++++ Data for this exercise ++++

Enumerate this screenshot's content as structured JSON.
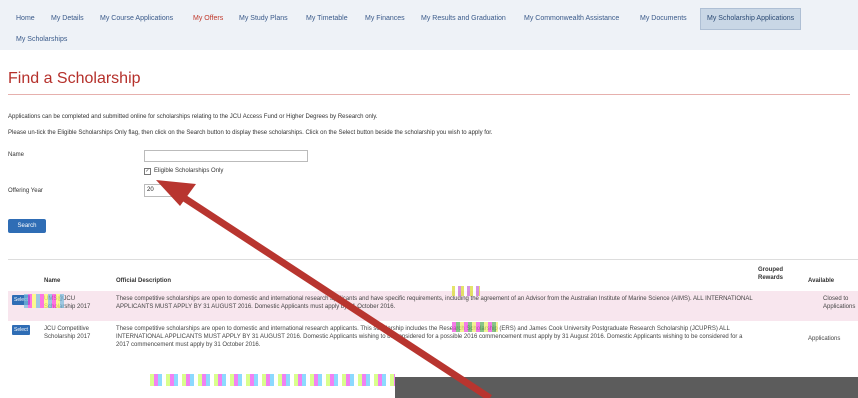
{
  "nav": {
    "items": [
      {
        "label": "Home"
      },
      {
        "label": "My Details"
      },
      {
        "label": "My Course Applications"
      },
      {
        "label": "My Offers"
      },
      {
        "label": "My Study Plans"
      },
      {
        "label": "My Timetable"
      },
      {
        "label": "My Finances"
      },
      {
        "label": "My Results and Graduation"
      },
      {
        "label": "My Commonwealth Assistance"
      },
      {
        "label": "My Documents"
      },
      {
        "label": "My Scholarship Applications"
      },
      {
        "label": "My Scholarships"
      }
    ]
  },
  "page": {
    "title": "Find a Scholarship",
    "intro1": "Applications can be completed and submitted online for scholarships relating to the JCU Access Fund or Higher Degrees by Research only.",
    "intro2": "Please un-tick the Eligible Scholarships Only flag, then click on the Search button to display these scholarships. Click on the Select button beside the scholarship you wish to apply for."
  },
  "form": {
    "name_label": "Name",
    "name_value": "",
    "eligible_label": "Eligible Scholarships Only",
    "offering_year_label": "Offering Year",
    "offering_year_value": "20",
    "search_label": "Search"
  },
  "table": {
    "headers": {
      "name": "Name",
      "description": "Official Description",
      "grouped": "Grouped Rewards",
      "available": "Available"
    },
    "rows": [
      {
        "select": "Select",
        "name": "UMS@JCU Scholarship 2017",
        "description": "These competitive scholarships are open to domestic and international research applicants and have specific requirements, including the agreement of an Advisor from the Australian Institute of Marine Science (AIMS). ALL INTERNATIONAL APPLICANTS MUST APPLY BY 31 AUGUST 2016. Domestic Applicants must apply by 31 October 2016.",
        "available": "Closed to Applications"
      },
      {
        "select": "Select",
        "name": "JCU Competitive Scholarship 2017",
        "description": "These competitive scholarships are open to domestic and international research applicants. This scholarship includes the Research Scholarship (ERS) and James Cook University Postgraduate Research Scholarship (JCUPRS) ALL INTERNATIONAL APPLICANTS MUST APPLY BY 31 AUGUST 2016. Domestic Applicants wishing to be considered for a possible 2016 commencement must apply by 31 August 2016. Domestic Applicants wishing to be considered for a 2017 commencement must apply by 31 October 2016.",
        "available": "Applications"
      }
    ]
  },
  "colors": {
    "accent": "#b5302b",
    "link": "#3a5a8a",
    "button": "#2f6db5",
    "arrow": "#b8352f"
  }
}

++++

◆ **Requirements**
Set down the complete material exactly, but do not include the images.

◆ **Response to this task**
Enumerate this screenshot's content as structured JSON.
{
  "nav": {
    "items": [
      {
        "label": "Home"
      },
      {
        "label": "My Details"
      },
      {
        "label": "My Course Applications"
      },
      {
        "label": "My Offers"
      },
      {
        "label": "My Study Plans"
      },
      {
        "label": "My Timetable"
      },
      {
        "label": "My Finances"
      },
      {
        "label": "My Results and Graduation"
      },
      {
        "label": "My Commonwealth Assistance"
      },
      {
        "label": "My Documents"
      },
      {
        "label": "My Scholarship Applications"
      },
      {
        "label": "My Scholarships"
      }
    ]
  },
  "page": {
    "title": "Find a Scholarship",
    "intro1": "Applications can be completed and submitted online for scholarships relating to the JCU Access Fund or Higher Degrees by Research only.",
    "intro2": "Please un-tick the Eligible Scholarships Only flag, then click on the Search button to display these scholarships. Click on the Select button beside the scholarship you wish to apply for."
  },
  "form": {
    "name_label": "Name",
    "name_value": "",
    "eligible_label": "Eligible Scholarships Only",
    "offering_year_label": "Offering Year",
    "offering_year_value": "20",
    "search_label": "Search"
  },
  "table": {
    "headers": {
      "name": "Name",
      "description": "Official Description",
      "grouped": "Grouped Rewards",
      "available": "Available"
    },
    "rows": [
      {
        "select": "Select",
        "name": "UMS@JCU Scholarship 2017",
        "description": "These competitive scholarships are open to domestic and international research applicants and have specific requirements, including the agreement of an Advisor from the Australian Institute of Marine Science (AIMS). ALL INTERNATIONAL APPLICANTS MUST APPLY BY 31 AUGUST 2016. Domestic Applicants must apply by 31 October 2016.",
        "available": "Closed to Applications"
      },
      {
        "select": "Select",
        "name": "JCU Competitive Scholarship 2017",
        "description": "These competitive scholarships are open to domestic and international research applicants. This scholarship includes the Research Scholarship (ERS) and James Cook University Postgraduate Research Scholarship (JCUPRS) ALL INTERNATIONAL APPLICANTS MUST APPLY BY 31 AUGUST 2016. Domestic Applicants wishing to be considered for a possible 2016 commencement must apply by 31 August 2016. Domestic Applicants wishing to be considered for a 2017 commencement must apply by 31 October 2016.",
        "available": "Applications"
      }
    ]
  },
  "colors": {
    "accent": "#b5302b",
    "link": "#3a5a8a",
    "button": "#2f6db5",
    "arrow": "#b8352f"
  }
}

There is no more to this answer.